Given passage:
The fact is that illegal excavation destroys a culture's record of itself. Artifacts removed from their archaeological context are virtually useless to scholars trying to understand the cultures that created them. Too many people think archaeology is a treasure hunt, and so see nothing wrong with pot hunters and other looters, amateur or professional, getting to the treasure first. They figure the artifact exists no matter who excavates it. But people fail to appreciate that the artifact in-situ, in its archaeological context, can have tremendous implications for our understanding of ancient cultures. Archeological context dates in-situ artifacts. In-situ artifacts can undermine what scholars thought they knew and force us to rewrite history books. That's precisely WHY collectors, dealers and curators read scholarly books, site reports, articles, etc.-because archaeology is their only means of identifying, understanding and appreciating their collections, legal or otherwise.
Complaining about sinister international conspiracies doesn't address the real problem here–that looting archaeological sites PERMANENTLY destroys human history, occurs ONLY to supply artifacts to private collectors and museums, and devalues all collections by limiting the amount that can be known about ancient cultures.

Source material:
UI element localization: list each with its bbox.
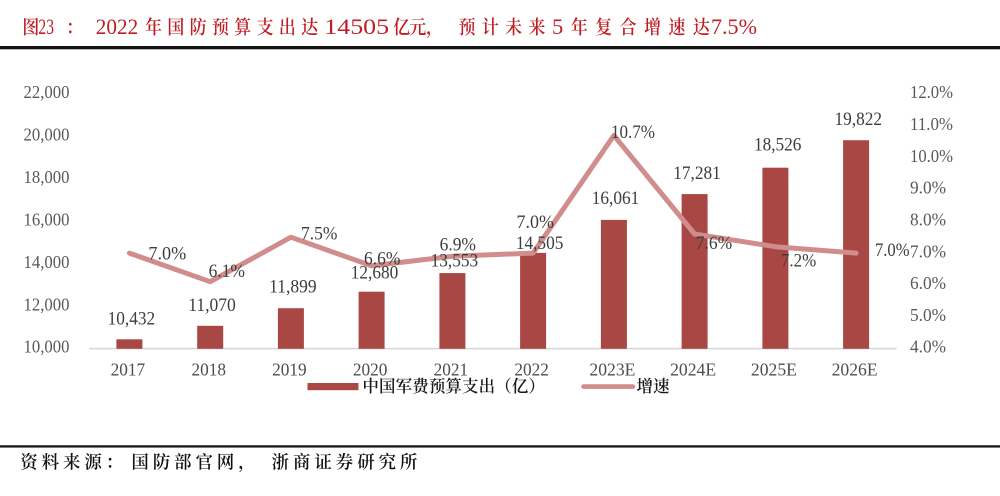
svg-text:6.9%: 6.9% [440, 235, 476, 256]
svg-text:2025E: 2025E [751, 359, 797, 379]
svg-text:14,000: 14,000 [24, 252, 70, 272]
svg-text:7.0%: 7.0% [517, 212, 554, 233]
svg-text:4.0%: 4.0% [910, 337, 946, 357]
svg-text:2017: 2017 [111, 359, 146, 379]
svg-text:18,000: 18,000 [24, 167, 70, 187]
svg-text:16,061: 16,061 [592, 188, 640, 209]
svg-text:7.0%: 7.0% [148, 244, 186, 265]
svg-text:13,553: 13,553 [431, 251, 479, 272]
svg-text:6.1%: 6.1% [209, 261, 245, 282]
svg-text:7.2%: 7.2% [781, 251, 816, 272]
svg-text:10.0%: 10.0% [910, 146, 953, 166]
svg-text:23: 23 [38, 14, 54, 39]
svg-text:7.0%: 7.0% [875, 240, 910, 261]
svg-text:10,000: 10,000 [24, 337, 70, 357]
svg-text:2021: 2021 [434, 359, 469, 379]
svg-text:7.0%: 7.0% [910, 241, 946, 261]
svg-text:5.0%: 5.0% [910, 305, 946, 325]
svg-text:17,281: 17,281 [673, 163, 721, 184]
svg-text:11,070: 11,070 [188, 295, 236, 316]
svg-text:2022: 2022 [514, 359, 549, 379]
svg-text:16,000: 16,000 [24, 209, 70, 229]
svg-text:11.0%: 11.0% [910, 114, 953, 134]
svg-text:2026E: 2026E [832, 359, 878, 379]
svg-text:2020: 2020 [353, 359, 388, 379]
svg-text:2022: 2022 [96, 14, 138, 39]
svg-text:5: 5 [552, 14, 563, 39]
svg-text:8.0%: 8.0% [910, 210, 946, 230]
svg-text:2019: 2019 [272, 359, 307, 379]
svg-text:7.5%: 7.5% [301, 223, 337, 244]
svg-text:10,432: 10,432 [108, 309, 156, 330]
svg-text:2023E: 2023E [589, 359, 635, 379]
svg-text:7.6%: 7.6% [696, 233, 732, 254]
svg-text:12,000: 12,000 [24, 294, 70, 314]
svg-text:11,899: 11,899 [269, 276, 317, 297]
svg-text:10.7%: 10.7% [611, 122, 655, 143]
svg-text:20,000: 20,000 [24, 125, 70, 145]
svg-text:22,000: 22,000 [24, 82, 70, 102]
svg-text:2018: 2018 [191, 359, 226, 379]
svg-text:7.5%: 7.5% [711, 14, 757, 39]
svg-text:14,505: 14,505 [516, 233, 564, 254]
svg-text:14505: 14505 [324, 14, 389, 39]
svg-text:6.6%: 6.6% [364, 249, 400, 270]
svg-text:12.0%: 12.0% [910, 82, 953, 102]
svg-text:19,822: 19,822 [835, 109, 883, 130]
svg-text:6.0%: 6.0% [910, 273, 946, 293]
svg-text:9.0%: 9.0% [910, 178, 946, 198]
svg-text:18,526: 18,526 [754, 135, 802, 156]
svg-text:12,680: 12,680 [351, 262, 399, 283]
svg-text:2024E: 2024E [670, 359, 716, 379]
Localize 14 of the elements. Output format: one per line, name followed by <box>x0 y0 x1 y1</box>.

Exercise requirements:
1 > According to the passage on archaeological looting, what dates in-situ artifacts?
2 > Format the entry lines from the line with "svg-text:6.9%: 6.9% [440, 235, 476, 256]" up to and including the line with "svg-text:2020: 2020 [353, 359, 388, 379]" as a Markdown table with the columns Row and Line, leaving out blank lines.

Solutions per task:
1 > Archaeological context dates them.

2 >
| Row | Line |
|---|---|
| 1 | svg-text:6.9%: 6.9% [440, 235, 476, 256] |
| 2 | svg-text:2025E: 2025E [751, 359, 797, 379] |
| 3 | svg-text:14,000: 14,000 [24, 252, 70, 272] |
| 4 | svg-text:7.0%: 7.0% [517, 212, 554, 233] |
| 5 | svg-text:4.0%: 4.0% [910, 337, 946, 357] |
| 6 | svg-text:2017: 2017 [111, 359, 146, 379] |
| 7 | svg-text:18,000: 18,000 [24, 167, 70, 187] |
| 8 | svg-text:16,061: 16,061 [592, 188, 640, 209] |
| 9 | svg-text:7.0%: 7.0% [148, 244, 186, 265] |
| 10 | svg-text:13,553: 13,553 [431, 251, 479, 272] |
| 11 | svg-text:6.1%: 6.1% [209, 261, 245, 282] |
| 12 | svg-text:7.2%: 7.2% [781, 251, 816, 272] |
| 13 | svg-text:10.0%: 10.0% [910, 146, 953, 166] |
| 14 | svg-text:23: 23 [38, 14, 54, 39] |
| 15 | svg-text:7.0%: 7.0% [875, 240, 910, 261] |
| 16 | svg-text:10,000: 10,000 [24, 337, 70, 357] |
| 17 | svg-text:2021: 2021 [434, 359, 469, 379] |
| 18 | svg-text:7.0%: 7.0% [910, 241, 946, 261] |
| 19 | svg-text:5.0%: 5.0% [910, 305, 946, 325] |
| 20 | svg-text:17,281: 17,281 [673, 163, 721, 184] |
| 21 | svg-text:11,070: 11,070 [188, 295, 236, 316] |
| 22 | svg-text:2022: 2022 [514, 359, 549, 379] |
| 23 | svg-text:16,000: 16,000 [24, 209, 70, 229] |
| 24 | svg-text:11.0%: 11.0% [910, 114, 953, 134] |
| 25 | svg-text:2026E: 2026E [832, 359, 878, 379] |
| 26 | svg-text:2020: 2020 [353, 359, 388, 379] |